Antimicrobial drugs interfere with the life cycle of an organism in various ways. To alter the life cycle, all antimicrobials must bind to a cellular target. Binding of the drug to its target results in alteration of the normal function of the bacterium or fungus, leading to either inhibition of growth or cell death. In addition to the ability of an antimicrobial agent to reach its target site of action (ie, the receptor), the drug must also possess sufficient affinity for its receptor, and it must achieve a sufficient concentration to affect organism function. These pharmacologic characteristics are the primary determinants of antimicrobial activity.
Unfortunately, because the interaction between drug and “bug” receptors occurs on a microscopic scale, we cannot directly quantify these effects in patients. Moreover, infection eradication is the desired ultimate outcome, but this is typically delayed by days to weeks after initiation of therapy, and we do not want to wait that long to discover that we chose the wrong drug or dose. As such, we must use surrogate markers in an attempt to reflect the crucial cellular interactions and to predict our desired outcome. These surrogate markers are ideally easily measured, and they substitute for the truly desired outcome, which is eradication of infection.
12.2 Minimum Inhibitory Concentration
For antibacterials and antifungals, the most commonly used efficacy surrogate is the in vitro minimum inhibitory concentration (MIC). The MIC is a direct measure of in vitro drug potency and an indirect measure of in vivo activity. However, MIC itself does not provide sufficient information on the temporal pattern of exposure of an organism to antimicrobial agents or the antimicrobial concentration that must be achieved relative to the MIC to ensure a sufficient therapeutic response.
Consideration of the laboratory procedures involved in the determination of MICs raises additional questions about MIC alone as a primary surrogate for clinical antimicrobial activity. First, measurements of MIC are obtained in bacterial growth media that are devoid of protein, which may have implications for agents that are highly bound to plasma proteins (for example, >70% bound). Thus, antibiotic concentrations used to determine MICs represent 100% free active drug. Similar concentrations of free drug at the anatomic site(s) of infection may not be achievable clinically because of extensive protein binding, drug molecular weight, and degree of ionization at pathophysiologic pH.

**Provided records:**

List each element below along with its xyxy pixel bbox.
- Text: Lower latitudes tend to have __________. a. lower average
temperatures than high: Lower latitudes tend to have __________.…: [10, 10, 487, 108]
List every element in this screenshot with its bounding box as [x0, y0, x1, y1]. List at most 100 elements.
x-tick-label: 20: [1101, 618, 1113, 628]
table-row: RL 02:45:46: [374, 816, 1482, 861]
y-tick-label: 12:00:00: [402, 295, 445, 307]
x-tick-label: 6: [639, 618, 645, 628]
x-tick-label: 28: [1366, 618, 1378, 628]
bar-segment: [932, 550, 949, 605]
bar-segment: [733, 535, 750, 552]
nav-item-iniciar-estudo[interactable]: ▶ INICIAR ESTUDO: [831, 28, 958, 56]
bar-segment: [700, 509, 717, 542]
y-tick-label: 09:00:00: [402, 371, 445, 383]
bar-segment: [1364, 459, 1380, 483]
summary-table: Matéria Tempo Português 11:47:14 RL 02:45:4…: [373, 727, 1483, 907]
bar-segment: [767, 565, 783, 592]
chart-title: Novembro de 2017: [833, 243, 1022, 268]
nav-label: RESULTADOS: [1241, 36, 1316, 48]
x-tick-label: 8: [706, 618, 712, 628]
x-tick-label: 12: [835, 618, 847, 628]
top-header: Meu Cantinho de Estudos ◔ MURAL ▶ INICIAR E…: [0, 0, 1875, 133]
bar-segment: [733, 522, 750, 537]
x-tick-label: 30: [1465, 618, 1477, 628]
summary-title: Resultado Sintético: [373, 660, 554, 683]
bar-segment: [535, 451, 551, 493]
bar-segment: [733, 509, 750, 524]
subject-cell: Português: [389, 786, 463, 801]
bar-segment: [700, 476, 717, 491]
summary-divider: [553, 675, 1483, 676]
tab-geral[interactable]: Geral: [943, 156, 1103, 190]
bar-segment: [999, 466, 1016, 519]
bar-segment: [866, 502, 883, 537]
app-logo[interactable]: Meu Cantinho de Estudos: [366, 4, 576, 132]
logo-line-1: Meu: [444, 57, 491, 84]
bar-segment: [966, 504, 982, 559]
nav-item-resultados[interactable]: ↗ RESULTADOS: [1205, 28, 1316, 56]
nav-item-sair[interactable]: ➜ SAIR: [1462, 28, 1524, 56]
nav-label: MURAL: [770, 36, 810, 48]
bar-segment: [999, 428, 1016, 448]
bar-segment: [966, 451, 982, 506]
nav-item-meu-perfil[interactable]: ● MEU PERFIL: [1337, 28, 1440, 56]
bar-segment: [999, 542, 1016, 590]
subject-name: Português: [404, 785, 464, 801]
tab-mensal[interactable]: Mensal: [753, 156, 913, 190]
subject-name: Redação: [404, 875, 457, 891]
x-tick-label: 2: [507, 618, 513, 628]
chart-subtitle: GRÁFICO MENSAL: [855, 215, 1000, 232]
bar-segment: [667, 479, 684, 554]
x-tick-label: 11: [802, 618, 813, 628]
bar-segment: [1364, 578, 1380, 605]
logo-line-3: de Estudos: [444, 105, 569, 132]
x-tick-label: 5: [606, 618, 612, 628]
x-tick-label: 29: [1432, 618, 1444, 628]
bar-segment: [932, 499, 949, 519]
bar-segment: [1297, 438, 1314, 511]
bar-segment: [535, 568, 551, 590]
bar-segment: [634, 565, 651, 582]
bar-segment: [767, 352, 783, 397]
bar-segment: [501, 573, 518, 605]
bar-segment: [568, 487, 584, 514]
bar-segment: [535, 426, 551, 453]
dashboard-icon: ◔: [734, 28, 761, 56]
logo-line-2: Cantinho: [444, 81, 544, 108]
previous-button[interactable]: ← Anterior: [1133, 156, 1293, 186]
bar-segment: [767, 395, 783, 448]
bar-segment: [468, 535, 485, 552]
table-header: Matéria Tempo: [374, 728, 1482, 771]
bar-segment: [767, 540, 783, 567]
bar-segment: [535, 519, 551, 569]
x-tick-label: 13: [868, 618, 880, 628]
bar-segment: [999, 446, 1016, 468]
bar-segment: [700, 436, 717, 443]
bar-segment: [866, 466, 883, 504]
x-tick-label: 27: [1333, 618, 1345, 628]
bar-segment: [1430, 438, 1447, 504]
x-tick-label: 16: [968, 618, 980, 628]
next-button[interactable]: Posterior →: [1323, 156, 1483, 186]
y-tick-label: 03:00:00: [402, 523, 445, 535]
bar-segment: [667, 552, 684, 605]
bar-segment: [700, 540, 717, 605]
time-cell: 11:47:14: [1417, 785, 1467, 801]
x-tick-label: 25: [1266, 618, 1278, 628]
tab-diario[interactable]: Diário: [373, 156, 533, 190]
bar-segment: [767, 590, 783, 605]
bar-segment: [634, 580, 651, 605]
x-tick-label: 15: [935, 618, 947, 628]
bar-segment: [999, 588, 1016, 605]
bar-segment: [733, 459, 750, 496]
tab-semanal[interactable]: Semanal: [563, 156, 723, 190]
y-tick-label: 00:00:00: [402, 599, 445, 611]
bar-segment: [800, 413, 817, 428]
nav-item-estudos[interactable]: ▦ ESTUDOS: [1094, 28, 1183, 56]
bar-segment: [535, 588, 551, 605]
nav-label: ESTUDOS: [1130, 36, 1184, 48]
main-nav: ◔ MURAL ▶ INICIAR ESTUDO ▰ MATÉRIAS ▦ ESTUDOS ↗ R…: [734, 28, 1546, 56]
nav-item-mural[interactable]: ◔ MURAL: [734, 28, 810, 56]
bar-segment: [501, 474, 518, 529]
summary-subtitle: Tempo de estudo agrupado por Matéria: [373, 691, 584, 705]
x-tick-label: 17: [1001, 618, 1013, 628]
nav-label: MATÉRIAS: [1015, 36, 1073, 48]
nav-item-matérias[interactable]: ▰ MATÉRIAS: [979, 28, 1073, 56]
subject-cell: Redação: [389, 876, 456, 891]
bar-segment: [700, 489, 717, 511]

**Work task 1:** In the antimicrobial drug excerpt, what is the most commonly used efficacy surrogate for antibacterials and antifungals?
**Work task 2:** Carry on writing the antimicrobial drug excerpt, picking up right after its last sentence.

**Written response 1:** The in vitro minimum inhibitory concentration (MIC).

**Written response 2:**
12.3 Breakpoints
Breakpoints are an attempt to overcome some of these limitations by providing a clinical context in which to interpret MICs. A breakpoint is a reference MIC above which sufficient drug concentrations are unlikely to be achieved in patients (resistance breakpoint) or unlikely with standard dosing (intermediate breakpoint). Of course, a breakpoint is based on average drug kinetic behavior integrated with clinical response measured in a population. There is little in the way of individualization in the concept of a breakpoint. Second, measuring MICs usually involves maintaining a constant concentration of free drug for a standard period (generally 24 h). Such a constant concentration simulates a continuous infusion of antibiotic whereas clinically, antibiotics are usually administered intermittently, which results in peaks and troughs rather than constant concentrations. Third, MICs are measured on a standard inoculum of bacteria or fungi that may or may not reflect the actual density of bacteria present at the site of infection. Fourth, measured MICs are considered acceptable if day-to-day variability is ≤two-fold. However, two-fold above and below the “truth” means a four-fold difference is possible. Fifth, MICs from different methods may vary by at least two-fold. Finally, the laboratory procedures used to determine the MIC do not account for the antimicrobial activity of various host defenses, including immunoglobulins and leukocytes.
Despite all these limitations, the MIC is still the foundation for antimicrobial therapy against bacteria and fungi. Intuitively, it is important to select an antibiotic with demonstrated activity against the pathogen, and in vitro susceptibility testing is especially valuable in identifying antimicrobial agents that will be ineffective in eradicating the pathogen. That is, MIC is a better predictor of failure than success, because there are many factors other than a low MIC (high drug potency) that contribute to the likelihood of infection eradication. However, a very high MIC far above an established breakpoint suggests that success is unlikely with a given drug, because a safe but effective exposure will be hard to obtain. On the other hand, a pathogen can appear susceptible to a particular agent from in vitro testing (ie, low MIC), yet information is lacking on the ability of the agent to achieve the necessary concentrations for a sufficient per...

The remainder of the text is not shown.